### Exercise task
Exactly reproduce the lines that follow.

### Given data

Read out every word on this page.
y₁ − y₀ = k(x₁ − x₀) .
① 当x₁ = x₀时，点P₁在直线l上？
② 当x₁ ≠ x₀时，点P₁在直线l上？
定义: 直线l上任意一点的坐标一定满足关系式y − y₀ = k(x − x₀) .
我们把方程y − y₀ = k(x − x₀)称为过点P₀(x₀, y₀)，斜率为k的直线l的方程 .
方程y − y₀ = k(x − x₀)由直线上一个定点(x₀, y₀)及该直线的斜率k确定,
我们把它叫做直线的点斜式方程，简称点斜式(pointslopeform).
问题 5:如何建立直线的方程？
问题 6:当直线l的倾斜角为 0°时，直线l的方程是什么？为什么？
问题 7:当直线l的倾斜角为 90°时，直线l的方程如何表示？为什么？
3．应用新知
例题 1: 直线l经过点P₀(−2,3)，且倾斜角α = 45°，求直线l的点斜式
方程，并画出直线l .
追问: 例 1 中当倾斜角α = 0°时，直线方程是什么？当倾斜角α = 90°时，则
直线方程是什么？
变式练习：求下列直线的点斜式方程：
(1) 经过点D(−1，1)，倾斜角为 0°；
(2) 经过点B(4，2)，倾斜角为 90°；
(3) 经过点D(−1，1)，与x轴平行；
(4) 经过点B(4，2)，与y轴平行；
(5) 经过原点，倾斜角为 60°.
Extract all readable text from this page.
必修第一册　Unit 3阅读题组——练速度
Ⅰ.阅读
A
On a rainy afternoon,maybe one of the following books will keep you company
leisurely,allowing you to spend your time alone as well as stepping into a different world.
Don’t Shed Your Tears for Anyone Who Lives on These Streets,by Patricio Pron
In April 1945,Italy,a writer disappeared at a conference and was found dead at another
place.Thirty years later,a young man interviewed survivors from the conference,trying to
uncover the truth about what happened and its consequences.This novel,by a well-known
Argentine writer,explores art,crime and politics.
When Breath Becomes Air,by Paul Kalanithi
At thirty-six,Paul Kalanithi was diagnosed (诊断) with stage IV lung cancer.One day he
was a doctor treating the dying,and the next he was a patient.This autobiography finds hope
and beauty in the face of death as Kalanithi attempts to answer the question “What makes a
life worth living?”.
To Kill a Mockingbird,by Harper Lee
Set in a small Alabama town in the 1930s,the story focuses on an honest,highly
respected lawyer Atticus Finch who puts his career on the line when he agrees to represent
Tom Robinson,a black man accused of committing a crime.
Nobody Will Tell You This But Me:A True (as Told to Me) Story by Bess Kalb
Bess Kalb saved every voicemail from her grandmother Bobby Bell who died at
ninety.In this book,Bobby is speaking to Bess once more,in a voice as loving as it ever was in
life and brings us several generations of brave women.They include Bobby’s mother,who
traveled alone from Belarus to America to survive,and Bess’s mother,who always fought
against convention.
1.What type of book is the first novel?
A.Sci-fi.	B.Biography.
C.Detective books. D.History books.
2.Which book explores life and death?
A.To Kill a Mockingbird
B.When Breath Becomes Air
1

### Completed task
Read out every word on this page.
y₁ − y₀ = k(x₁ − x₀) .
① 当x₁ = x₀时，点P₁在直线l上？
② 当x₁ ≠ x₀时，点P₁在直线l上？
定义: 直线l上任意一点的坐标一定满足关系式y − y₀ = k(x − x₀) .
我们把方程y − y₀ = k(x − x₀)称为过点P₀(x₀, y₀)，斜率为k的直线l的方程 .
方程y − y₀ = k(x − x₀)由直线上一个定点(x₀, y₀)及该直线的斜率k确定,
我们把它叫做直线的点斜式方程，简称点斜式(pointslopeform).
问题 5:如何建立直线的方程？
问题 6:当直线l的倾斜角为 0°时，直线l的方程是什么？为什么？
问题 7:当直线l的倾斜角为 90°时，直线l的方程如何表示？为什么？
3．应用新知
例题 1: 直线l经过点P₀(−2,3)，且倾斜角α = 45°，求直线l的点斜式
方程，并画出直线l .
追问: 例 1 中当倾斜角α = 0°时，直线方程是什么？当倾斜角α = 90°时，则
直线方程是什么？
变式练习：求下列直线的点斜式方程：
(1) 经过点D(−1，1)，倾斜角为 0°；
(2) 经过点B(4，2)，倾斜角为 90°；
(3) 经过点D(−1，1)，与x轴平行；
(4) 经过点B(4，2)，与y轴平行；
(5) 经过原点，倾斜角为 60°.
Extract all readable text from this page.
必修第一册　Unit 3阅读题组——练速度
Ⅰ.阅读
A
On a rainy afternoon,maybe one of the following books will keep you company
leisurely,allowing you to spend your time alone as well as stepping into a different world.
Don’t Shed Your Tears for Anyone Who Lives on These Streets,by Patricio Pron
In April 1945,Italy,a writer disappeared at a conference and was found dead at another
place.Thirty years later,a young man interviewed survivors from the conference,trying to
uncover the truth about what happened and its consequences.This novel,by a well-known
Argentine writer,explores art,crime and politics.
When Breath Becomes Air,by Paul Kalanithi
At thirty-six,Paul Kalanithi was diagnosed (诊断) with stage IV lung cancer.One day he
was a doctor treating the dying,and the next he was a patient.This autobiography finds hope
and beauty in the face of death as Kalanithi attempts to answer the question “What makes a
life worth living?”.
To Kill a Mockingbird,by Harper Lee
Set in a small Alabama town in the 1930s,the story focuses on an honest,highly
respected lawyer Atticus Finch who puts his career on the line when he agrees to represent
Tom Robinson,a black man accused of committing a crime.
Nobody Will Tell You This But Me:A True (as Told to Me) Story by Bess Kalb
Bess Kalb saved every voicemail from her grandmother Bobby Bell who died at
ninety.In this book,Bobby is speaking to Bess once more,in a voice as loving as it ever was in
life and brings us several generations of brave women.They include Bobby’s mother,who
traveled alone from Belarus to America to survive,and Bess’s mother,who always fought
against convention.
1.What type of book is the first novel?
A.Sci-fi.	B.Biography.
C.Detective books. D.History books.
2.Which book explores life and death?
A.To Kill a Mockingbird
B.When Breath Becomes Air
1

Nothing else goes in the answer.